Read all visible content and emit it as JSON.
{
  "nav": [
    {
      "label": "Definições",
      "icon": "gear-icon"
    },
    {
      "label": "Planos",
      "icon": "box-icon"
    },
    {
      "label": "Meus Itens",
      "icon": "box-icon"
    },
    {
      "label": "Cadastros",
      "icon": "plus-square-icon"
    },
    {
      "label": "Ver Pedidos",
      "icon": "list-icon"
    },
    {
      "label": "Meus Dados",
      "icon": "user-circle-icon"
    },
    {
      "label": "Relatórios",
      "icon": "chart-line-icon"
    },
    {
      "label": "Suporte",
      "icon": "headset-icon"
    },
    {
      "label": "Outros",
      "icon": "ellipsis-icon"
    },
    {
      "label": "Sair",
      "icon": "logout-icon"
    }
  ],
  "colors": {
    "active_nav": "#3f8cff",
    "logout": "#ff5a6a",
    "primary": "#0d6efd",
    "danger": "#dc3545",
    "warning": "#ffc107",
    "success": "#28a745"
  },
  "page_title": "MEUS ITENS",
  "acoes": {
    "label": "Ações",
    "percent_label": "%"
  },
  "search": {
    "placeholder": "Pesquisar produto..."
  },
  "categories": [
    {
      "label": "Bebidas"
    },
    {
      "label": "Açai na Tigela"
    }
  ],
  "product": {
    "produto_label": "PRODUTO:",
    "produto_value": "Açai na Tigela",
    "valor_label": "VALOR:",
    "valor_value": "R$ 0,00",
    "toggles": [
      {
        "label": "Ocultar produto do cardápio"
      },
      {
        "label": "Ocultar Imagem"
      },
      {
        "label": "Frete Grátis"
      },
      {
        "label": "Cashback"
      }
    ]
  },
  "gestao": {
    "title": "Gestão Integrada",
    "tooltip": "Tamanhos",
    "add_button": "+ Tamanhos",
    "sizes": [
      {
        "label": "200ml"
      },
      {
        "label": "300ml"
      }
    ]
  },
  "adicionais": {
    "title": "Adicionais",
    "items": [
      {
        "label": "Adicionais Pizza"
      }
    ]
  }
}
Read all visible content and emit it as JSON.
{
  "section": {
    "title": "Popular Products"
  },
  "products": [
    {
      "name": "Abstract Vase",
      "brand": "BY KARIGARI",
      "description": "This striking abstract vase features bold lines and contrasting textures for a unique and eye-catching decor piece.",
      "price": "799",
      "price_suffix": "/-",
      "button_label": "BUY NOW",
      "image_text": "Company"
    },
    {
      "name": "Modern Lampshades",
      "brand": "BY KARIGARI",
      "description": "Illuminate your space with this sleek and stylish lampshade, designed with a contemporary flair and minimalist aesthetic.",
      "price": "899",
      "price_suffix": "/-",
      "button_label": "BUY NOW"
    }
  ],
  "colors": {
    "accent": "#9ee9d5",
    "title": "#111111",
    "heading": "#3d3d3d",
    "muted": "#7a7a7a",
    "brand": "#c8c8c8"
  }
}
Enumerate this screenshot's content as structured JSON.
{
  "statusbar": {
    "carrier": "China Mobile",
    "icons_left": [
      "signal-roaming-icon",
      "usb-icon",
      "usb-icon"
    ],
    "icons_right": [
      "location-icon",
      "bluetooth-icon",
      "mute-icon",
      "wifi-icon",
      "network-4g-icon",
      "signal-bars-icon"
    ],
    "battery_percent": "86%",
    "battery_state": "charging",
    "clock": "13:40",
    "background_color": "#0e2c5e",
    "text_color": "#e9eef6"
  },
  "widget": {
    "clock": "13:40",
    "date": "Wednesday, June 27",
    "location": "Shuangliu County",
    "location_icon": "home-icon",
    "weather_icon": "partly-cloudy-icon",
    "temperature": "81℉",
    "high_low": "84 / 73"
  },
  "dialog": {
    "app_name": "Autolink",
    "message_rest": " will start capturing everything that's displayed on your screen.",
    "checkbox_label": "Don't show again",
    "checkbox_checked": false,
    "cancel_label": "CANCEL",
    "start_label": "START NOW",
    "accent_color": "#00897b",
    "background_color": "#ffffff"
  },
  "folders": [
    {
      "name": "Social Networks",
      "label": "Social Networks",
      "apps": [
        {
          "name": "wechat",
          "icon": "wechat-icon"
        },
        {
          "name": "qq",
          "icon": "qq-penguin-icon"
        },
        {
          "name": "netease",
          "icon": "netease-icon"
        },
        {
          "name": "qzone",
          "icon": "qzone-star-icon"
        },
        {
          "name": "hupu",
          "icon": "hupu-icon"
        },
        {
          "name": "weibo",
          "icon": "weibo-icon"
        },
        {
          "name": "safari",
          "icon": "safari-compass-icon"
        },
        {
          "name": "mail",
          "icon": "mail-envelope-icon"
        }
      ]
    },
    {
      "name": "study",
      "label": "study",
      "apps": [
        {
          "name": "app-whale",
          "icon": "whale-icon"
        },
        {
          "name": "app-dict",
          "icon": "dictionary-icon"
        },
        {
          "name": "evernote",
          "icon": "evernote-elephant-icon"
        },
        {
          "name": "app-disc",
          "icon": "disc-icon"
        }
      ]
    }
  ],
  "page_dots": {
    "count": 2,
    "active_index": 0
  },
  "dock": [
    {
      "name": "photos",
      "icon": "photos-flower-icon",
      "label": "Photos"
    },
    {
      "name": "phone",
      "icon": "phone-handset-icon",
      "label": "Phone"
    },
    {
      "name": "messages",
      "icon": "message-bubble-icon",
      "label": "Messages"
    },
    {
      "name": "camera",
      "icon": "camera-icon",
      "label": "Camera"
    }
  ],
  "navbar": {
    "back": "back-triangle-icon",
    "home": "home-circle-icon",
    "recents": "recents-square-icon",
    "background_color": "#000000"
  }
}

********************

▶ [THE REQUEST]: Copy the records above exactly.

▶ [ANSWER TO THE TASK]:
Read all visible content and emit it as JSON.
{
  "nav": [
    {
      "label": "Definições",
      "icon": "gear-icon"
    },
    {
      "label": "Planos",
      "icon": "box-icon"
    },
    {
      "label": "Meus Itens",
      "icon": "box-icon"
    },
    {
      "label": "Cadastros",
      "icon": "plus-square-icon"
    },
    {
      "label": "Ver Pedidos",
      "icon": "list-icon"
    },
    {
      "label": "Meus Dados",
      "icon": "user-circle-icon"
    },
    {
      "label": "Relatórios",
      "icon": "chart-line-icon"
    },
    {
      "label": "Suporte",
      "icon": "headset-icon"
    },
    {
      "label": "Outros",
      "icon": "ellipsis-icon"
    },
    {
      "label": "Sair",
      "icon": "logout-icon"
    }
  ],
  "colors": {
    "active_nav": "#3f8cff",
    "logout": "#ff5a6a",
    "primary": "#0d6efd",
    "danger": "#dc3545",
    "warning": "#ffc107",
    "success": "#28a745"
  },
  "page_title": "MEUS ITENS",
  "acoes": {
    "label": "Ações",
    "percent_label": "%"
  },
  "search": {
    "placeholder": "Pesquisar produto..."
  },
  "categories": [
    {
      "label": "Bebidas"
    },
    {
      "label": "Açai na Tigela"
    }
  ],
  "product": {
    "produto_label": "PRODUTO:",
    "produto_value": "Açai na Tigela",
    "valor_label": "VALOR:",
    "valor_value": "R$ 0,00",
    "toggles": [
      {
        "label": "Ocultar produto do cardápio"
      },
      {
        "label": "Ocultar Imagem"
      },
      {
        "label": "Frete Grátis"
      },
      {
        "label": "Cashback"
      }
    ]
  },
  "gestao": {
    "title": "Gestão Integrada",
    "tooltip": "Tamanhos",
    "add_button": "+ Tamanhos",
    "sizes": [
      {
        "label": "200ml"
      },
      {
        "label": "300ml"
      }
    ]
  },
  "adicionais": {
    "title": "Adicionais",
    "items": [
      {
        "label": "Adicionais Pizza"
      }
    ]
  }
}
Read all visible content and emit it as JSON.
{
  "section": {
    "title": "Popular Products"
  },
  "products": [
    {
      "name": "Abstract Vase",
      "brand": "BY KARIGARI",
      "description": "This striking abstract vase features bold lines and contrasting textures for a unique and eye-catching decor piece.",
      "price": "799",
      "price_suffix": "/-",
      "button_label": "BUY NOW",
      "image_text": "Company"
    },
    {
      "name": "Modern Lampshades",
      "brand": "BY KARIGARI",
      "description": "Illuminate your space with this sleek and stylish lampshade, designed with a contemporary flair and minimalist aesthetic.",
      "price": "899",
      "price_suffix": "/-",
      "button_label": "BUY NOW"
    }
  ],
  "colors": {
    "accent": "#9ee9d5",
    "title": "#111111",
    "heading": "#3d3d3d",
    "muted": "#7a7a7a",
    "brand": "#c8c8c8"
  }
}
Enumerate this screenshot's content as structured JSON.
{
  "statusbar": {
    "carrier": "China Mobile",
    "icons_left": [
      "signal-roaming-icon",
      "usb-icon",
      "usb-icon"
    ],
    "icons_right": [
      "location-icon",
      "bluetooth-icon",
      "mute-icon",
      "wifi-icon",
      "network-4g-icon",
      "signal-bars-icon"
    ],
    "battery_percent": "86%",
    "battery_state": "charging",
    "clock": "13:40",
    "background_color": "#0e2c5e",
    "text_color": "#e9eef6"
  },
  "widget": {
    "clock": "13:40",
    "date": "Wednesday, June 27",
    "location": "Shuangliu County",
    "location_icon": "home-icon",
    "weather_icon": "partly-cloudy-icon",
    "temperature": "81℉",
    "high_low": "84 / 73"
  },
  "dialog": {
    "app_name": "Autolink",
    "message_rest": " will start capturing everything that's displayed on your screen.",
    "checkbox_label": "Don't show again",
    "checkbox_checked": false,
    "cancel_label": "CANCEL",
    "start_label": "START NOW",
    "accent_color": "#00897b",
    "background_color": "#ffffff"
  },
  "folders": [
    {
      "name": "Social Networks",
      "label": "Social Networks",
      "apps": [
        {
          "name": "wechat",
          "icon": "wechat-icon"
        },
        {
          "name": "qq",
          "icon": "qq-penguin-icon"
        },
        {
          "name": "netease",
          "icon": "netease-icon"
        },
        {
          "name": "qzone",
          "icon": "qzone-star-icon"
        },
        {
          "name": "hupu",
          "icon": "hupu-icon"
        },
        {
          "name": "weibo",
          "icon": "weibo-icon"
        },
        {
          "name": "safari",
          "icon": "safari-compass-icon"
        },
        {
          "name": "mail",
          "icon": "mail-envelope-icon"
        }
      ]
    },
    {
      "name": "study",
      "label": "study",
      "apps": [
        {
          "name": "app-whale",
          "icon": "whale-icon"
        },
        {
          "name": "app-dict",
          "icon": "dictionary-icon"
        },
        {
          "name": "evernote",
          "icon": "evernote-elephant-icon"
        },
        {
          "name": "app-disc",
          "icon": "disc-icon"
        }
      ]
    }
  ],
  "page_dots": {
    "count": 2,
    "active_index": 0
  },
  "dock": [
    {
      "name": "photos",
      "icon": "photos-flower-icon",
      "label": "Photos"
    },
    {
      "name": "phone",
      "icon": "phone-handset-icon",
      "label": "Phone"
    },
    {
      "name": "messages",
      "icon": "message-bubble-icon",
      "label": "Messages"
    },
    {
      "name": "camera",
      "icon": "camera-icon",
      "label": "Camera"
    }
  ],
  "navbar": {
    "back": "back-triangle-icon",
    "home": "home-circle-icon",
    "recents": "recents-square-icon",
    "background_color": "#000000"
  }
}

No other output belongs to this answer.